**Problem to solve:**
State the number of lines below in which the word "clocked" appears. Nothing else belongs in the answer.

Items listed in a dataset:

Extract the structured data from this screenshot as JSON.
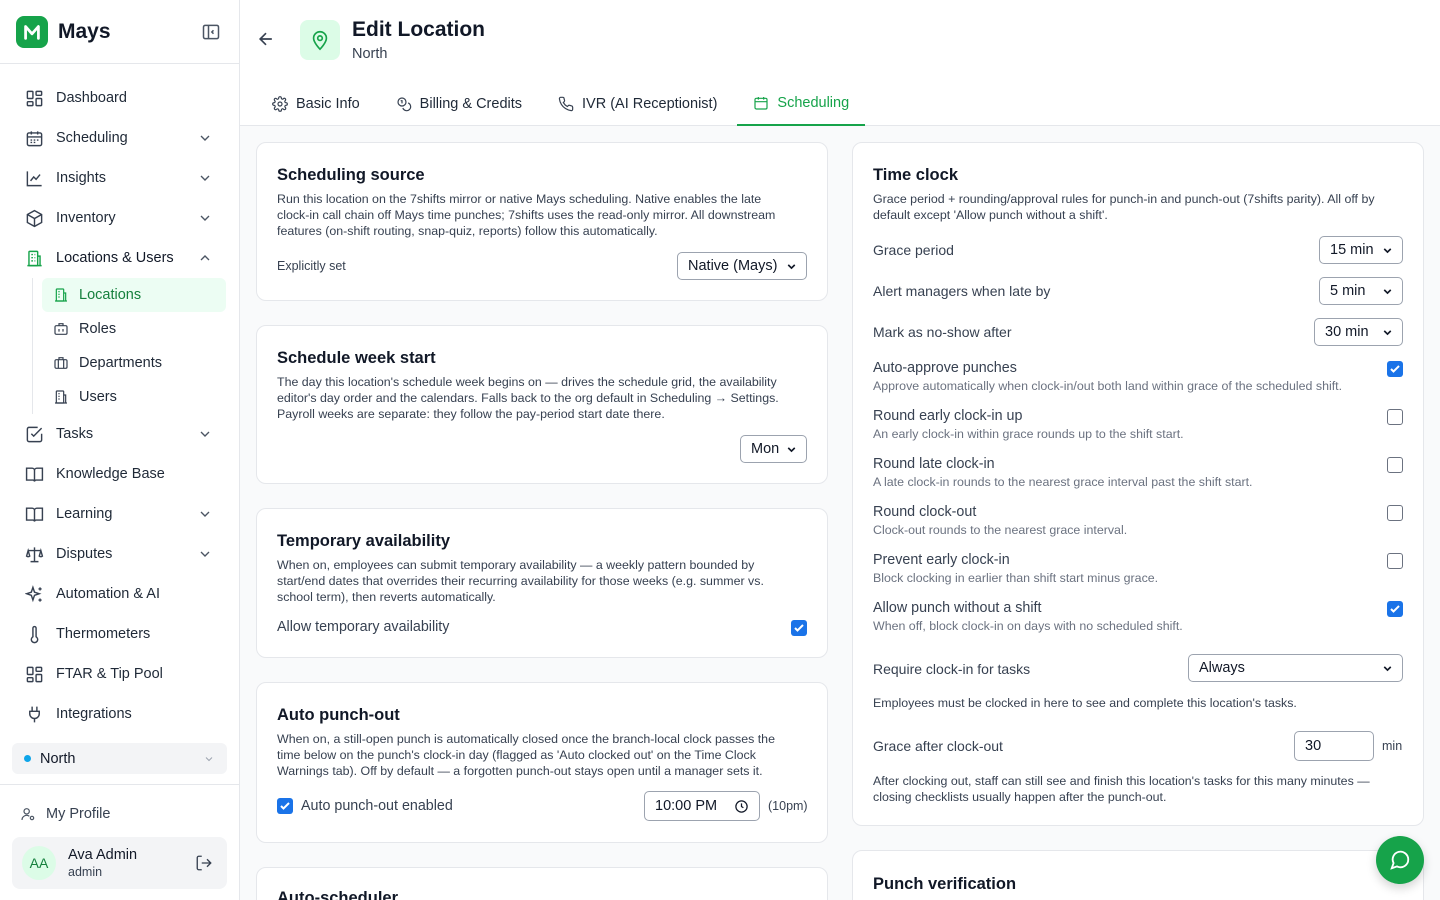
{
  "app": {
    "name": "Mays"
  },
  "sidebar": {
    "items": [
      {
        "label": "Dashboard"
      },
      {
        "label": "Scheduling"
      },
      {
        "label": "Insights"
      },
      {
        "label": "Inventory"
      },
      {
        "label": "Locations & Users"
      },
      {
        "label": "Tasks"
      },
      {
        "label": "Knowledge Base"
      },
      {
        "label": "Learning"
      },
      {
        "label": "Disputes"
      },
      {
        "label": "Automation & AI"
      },
      {
        "label": "Thermometers"
      },
      {
        "label": "FTAR & Tip Pool"
      },
      {
        "label": "Integrations"
      }
    ],
    "sub_items": [
      {
        "label": "Locations"
      },
      {
        "label": "Roles"
      },
      {
        "label": "Departments"
      },
      {
        "label": "Users"
      }
    ],
    "location_selector": "North",
    "my_profile": "My Profile",
    "user": {
      "initials": "AA",
      "name": "Ava Admin",
      "role": "admin"
    }
  },
  "header": {
    "title": "Edit Location",
    "subtitle": "North",
    "tabs": [
      {
        "label": "Basic Info"
      },
      {
        "label": "Billing & Credits"
      },
      {
        "label": "IVR (AI Receptionist)"
      },
      {
        "label": "Scheduling"
      }
    ]
  },
  "scheduling_source": {
    "title": "Scheduling source",
    "desc_lines": [
      "Run this location on the 7shifts mirror or native Mays scheduling. Native enables the late",
      "clock-in call chain off Mays time punches; 7shifts uses the read-only mirror. All downstream",
      "features (on-shift routing, snap-quiz, reports) follow this automatically."
    ],
    "label": "Explicitly set",
    "value": "Native (Mays)"
  },
  "week_start": {
    "title": "Schedule week start",
    "desc_lines": [
      "The day this location's schedule week begins on — drives the schedule grid, the availability",
      "editor's day order and the calendars. Falls back to the org default in Scheduling → Settings.",
      "Payroll weeks are separate: they follow the pay-period start date there."
    ],
    "value": "Mon"
  },
  "temp_availability": {
    "title": "Temporary availability",
    "desc_lines": [
      "When on, employees can submit temporary availability — a weekly pattern bounded by",
      "start/end dates that overrides their recurring availability for those weeks (e.g. summer vs.",
      "school term), then reverts automatically."
    ],
    "option": "Allow temporary availability",
    "checked": true
  },
  "auto_punch_out": {
    "title": "Auto punch-out",
    "desc_lines": [
      "When on, a still-open punch is automatically closed once the branch-local clock passes the",
      "time below on the punch's clock-in day (flagged as 'Auto clocked out' on the Time Clock",
      "Warnings tab). Off by default — a forgotten punch-out stays open until a manager sets it."
    ],
    "option": "Auto punch-out enabled",
    "checked": true,
    "time": "10:00 PM",
    "time_hint": "(10pm)"
  },
  "auto_scheduler": {
    "title": "Auto-scheduler"
  },
  "time_clock": {
    "title": "Time clock",
    "desc_lines": [
      "Grace period + rounding/approval rules for punch-in and punch-out (7shifts parity). All off by",
      "default except 'Allow punch without a shift'."
    ],
    "grace_period": {
      "label": "Grace period",
      "value": "15 min"
    },
    "alert_late": {
      "label": "Alert managers when late by",
      "value": "5 min"
    },
    "no_show": {
      "label": "Mark as no-show after",
      "value": "30 min"
    },
    "options": [
      {
        "label": "Auto-approve punches",
        "help": "Approve automatically when clock-in/out both land within grace of the scheduled shift.",
        "checked": true
      },
      {
        "label": "Round early clock-in up",
        "help": "An early clock-in within grace rounds up to the shift start.",
        "checked": false
      },
      {
        "label": "Round late clock-in",
        "help": "A late clock-in rounds to the nearest grace interval past the shift start.",
        "checked": false
      },
      {
        "label": "Round clock-out",
        "help": "Clock-out rounds to the nearest grace interval.",
        "checked": false
      },
      {
        "label": "Prevent early clock-in",
        "help": "Block clocking in earlier than shift start minus grace.",
        "checked": false
      },
      {
        "label": "Allow punch without a shift",
        "help": "When off, block clock-in on days with no scheduled shift.",
        "checked": true
      }
    ],
    "require_clockin": {
      "label": "Require clock-in for tasks",
      "value": "Always",
      "note": "Employees must be clocked in here to see and complete this location's tasks."
    },
    "grace_after": {
      "label": "Grace after clock-out",
      "value": "30",
      "unit": "min",
      "note_lines": [
        "After clocking out, staff can still see and finish this location's tasks for this many minutes —",
        "closing checklists usually happen after the punch-out."
      ]
    }
  },
  "punch_verification": {
    "title": "Punch verification"
  }
}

**Answer to the problem:**
2